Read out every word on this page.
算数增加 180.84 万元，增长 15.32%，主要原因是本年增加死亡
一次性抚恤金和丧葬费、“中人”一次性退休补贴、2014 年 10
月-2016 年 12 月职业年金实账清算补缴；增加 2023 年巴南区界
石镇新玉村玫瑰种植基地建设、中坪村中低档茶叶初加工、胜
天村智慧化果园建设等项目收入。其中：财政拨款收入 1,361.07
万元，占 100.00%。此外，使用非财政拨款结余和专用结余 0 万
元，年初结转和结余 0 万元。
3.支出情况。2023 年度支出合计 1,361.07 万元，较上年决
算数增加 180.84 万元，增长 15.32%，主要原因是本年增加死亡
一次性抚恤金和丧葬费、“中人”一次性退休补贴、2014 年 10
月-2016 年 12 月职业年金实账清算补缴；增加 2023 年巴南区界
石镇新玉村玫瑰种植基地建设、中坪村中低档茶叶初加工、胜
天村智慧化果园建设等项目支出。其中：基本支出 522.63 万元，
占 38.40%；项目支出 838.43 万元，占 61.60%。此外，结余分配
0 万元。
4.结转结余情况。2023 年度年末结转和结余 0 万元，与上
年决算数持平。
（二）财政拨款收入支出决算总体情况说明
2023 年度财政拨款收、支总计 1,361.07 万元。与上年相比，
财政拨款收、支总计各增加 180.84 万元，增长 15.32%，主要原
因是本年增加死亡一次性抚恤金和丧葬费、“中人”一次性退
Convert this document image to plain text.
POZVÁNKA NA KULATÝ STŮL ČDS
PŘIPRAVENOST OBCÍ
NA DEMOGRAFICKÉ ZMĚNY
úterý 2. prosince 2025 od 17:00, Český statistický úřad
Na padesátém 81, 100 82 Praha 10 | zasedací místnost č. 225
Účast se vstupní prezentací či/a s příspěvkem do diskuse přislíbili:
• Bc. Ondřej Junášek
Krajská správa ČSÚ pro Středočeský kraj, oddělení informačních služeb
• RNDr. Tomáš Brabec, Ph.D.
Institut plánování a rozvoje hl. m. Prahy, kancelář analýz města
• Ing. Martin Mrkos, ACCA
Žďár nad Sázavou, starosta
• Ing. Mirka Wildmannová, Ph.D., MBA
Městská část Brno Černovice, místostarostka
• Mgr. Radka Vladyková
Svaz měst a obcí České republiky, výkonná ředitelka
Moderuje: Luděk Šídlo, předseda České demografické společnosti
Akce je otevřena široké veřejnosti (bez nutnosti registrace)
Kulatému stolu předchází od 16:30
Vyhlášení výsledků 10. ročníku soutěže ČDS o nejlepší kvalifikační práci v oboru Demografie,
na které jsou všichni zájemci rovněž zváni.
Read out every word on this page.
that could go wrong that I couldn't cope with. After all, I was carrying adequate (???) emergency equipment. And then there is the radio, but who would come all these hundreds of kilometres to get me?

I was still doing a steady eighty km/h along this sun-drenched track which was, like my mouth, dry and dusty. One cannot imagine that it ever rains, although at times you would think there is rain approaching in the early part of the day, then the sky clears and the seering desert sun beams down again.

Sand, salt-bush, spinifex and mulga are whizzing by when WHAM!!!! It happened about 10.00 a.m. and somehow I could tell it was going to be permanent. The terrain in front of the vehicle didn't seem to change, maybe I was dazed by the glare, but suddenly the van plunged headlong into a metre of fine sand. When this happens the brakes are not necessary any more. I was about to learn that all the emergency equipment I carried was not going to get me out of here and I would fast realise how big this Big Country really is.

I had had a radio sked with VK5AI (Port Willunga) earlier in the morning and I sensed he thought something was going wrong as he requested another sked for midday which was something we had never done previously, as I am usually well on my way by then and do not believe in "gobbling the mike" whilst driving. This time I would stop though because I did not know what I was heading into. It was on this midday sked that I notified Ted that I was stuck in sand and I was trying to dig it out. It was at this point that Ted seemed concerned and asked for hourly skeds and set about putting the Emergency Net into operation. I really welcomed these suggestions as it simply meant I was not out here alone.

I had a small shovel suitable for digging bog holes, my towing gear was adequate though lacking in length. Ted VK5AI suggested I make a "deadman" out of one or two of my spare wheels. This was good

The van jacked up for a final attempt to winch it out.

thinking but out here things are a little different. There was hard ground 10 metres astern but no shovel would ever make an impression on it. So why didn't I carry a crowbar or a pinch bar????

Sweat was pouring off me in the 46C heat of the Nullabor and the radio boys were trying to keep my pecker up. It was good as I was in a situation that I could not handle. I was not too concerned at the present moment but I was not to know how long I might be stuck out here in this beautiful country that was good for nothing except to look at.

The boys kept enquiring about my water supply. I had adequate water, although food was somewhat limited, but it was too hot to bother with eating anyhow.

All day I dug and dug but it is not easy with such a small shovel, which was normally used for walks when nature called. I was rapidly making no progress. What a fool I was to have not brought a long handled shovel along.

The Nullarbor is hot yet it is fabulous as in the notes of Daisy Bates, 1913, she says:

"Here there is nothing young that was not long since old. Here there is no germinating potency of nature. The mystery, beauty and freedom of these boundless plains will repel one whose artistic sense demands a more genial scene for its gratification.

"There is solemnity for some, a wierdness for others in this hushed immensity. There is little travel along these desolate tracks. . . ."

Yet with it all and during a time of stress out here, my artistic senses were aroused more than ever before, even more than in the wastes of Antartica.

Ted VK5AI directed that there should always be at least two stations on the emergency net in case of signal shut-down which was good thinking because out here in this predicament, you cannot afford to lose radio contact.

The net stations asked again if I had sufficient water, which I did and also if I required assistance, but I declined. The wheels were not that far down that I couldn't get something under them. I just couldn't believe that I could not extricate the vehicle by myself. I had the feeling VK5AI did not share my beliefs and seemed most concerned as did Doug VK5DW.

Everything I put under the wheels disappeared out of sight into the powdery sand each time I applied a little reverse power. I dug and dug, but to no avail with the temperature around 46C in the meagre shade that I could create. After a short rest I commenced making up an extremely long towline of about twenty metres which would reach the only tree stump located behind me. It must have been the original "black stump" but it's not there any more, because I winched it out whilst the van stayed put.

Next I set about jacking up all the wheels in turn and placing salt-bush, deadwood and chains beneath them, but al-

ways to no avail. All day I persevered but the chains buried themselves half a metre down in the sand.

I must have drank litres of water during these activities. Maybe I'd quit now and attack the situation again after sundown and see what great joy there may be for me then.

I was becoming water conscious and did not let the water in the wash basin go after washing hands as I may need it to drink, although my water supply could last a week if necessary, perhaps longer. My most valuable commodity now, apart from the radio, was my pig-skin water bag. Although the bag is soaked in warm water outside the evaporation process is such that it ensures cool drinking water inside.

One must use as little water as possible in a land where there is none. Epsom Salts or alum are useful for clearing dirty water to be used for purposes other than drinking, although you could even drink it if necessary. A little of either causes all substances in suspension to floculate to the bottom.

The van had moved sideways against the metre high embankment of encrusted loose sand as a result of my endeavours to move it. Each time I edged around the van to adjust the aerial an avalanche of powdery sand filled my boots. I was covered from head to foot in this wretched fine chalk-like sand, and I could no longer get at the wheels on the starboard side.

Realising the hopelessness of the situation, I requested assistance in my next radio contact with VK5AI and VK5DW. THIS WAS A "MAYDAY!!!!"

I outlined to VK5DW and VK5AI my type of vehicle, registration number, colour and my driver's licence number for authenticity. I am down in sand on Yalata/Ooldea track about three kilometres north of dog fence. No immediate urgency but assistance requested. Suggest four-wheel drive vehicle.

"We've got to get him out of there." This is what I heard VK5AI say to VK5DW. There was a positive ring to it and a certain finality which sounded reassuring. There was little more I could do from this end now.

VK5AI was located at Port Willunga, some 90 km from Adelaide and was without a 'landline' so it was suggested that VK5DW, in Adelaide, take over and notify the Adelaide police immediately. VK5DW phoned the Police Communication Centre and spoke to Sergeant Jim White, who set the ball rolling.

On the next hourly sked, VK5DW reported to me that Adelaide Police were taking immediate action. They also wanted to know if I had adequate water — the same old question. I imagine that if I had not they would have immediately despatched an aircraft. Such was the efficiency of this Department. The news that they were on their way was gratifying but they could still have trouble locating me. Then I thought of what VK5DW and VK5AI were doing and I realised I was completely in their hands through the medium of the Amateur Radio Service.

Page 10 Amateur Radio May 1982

### WORK TO DO
Pull out all lines containing "České".

### REPLY TO THE TASK
Svaz měst a obcí České republiky, výkonná ředitelka
Moderuje: Luděk Šídlo, předseda České demografické společnosti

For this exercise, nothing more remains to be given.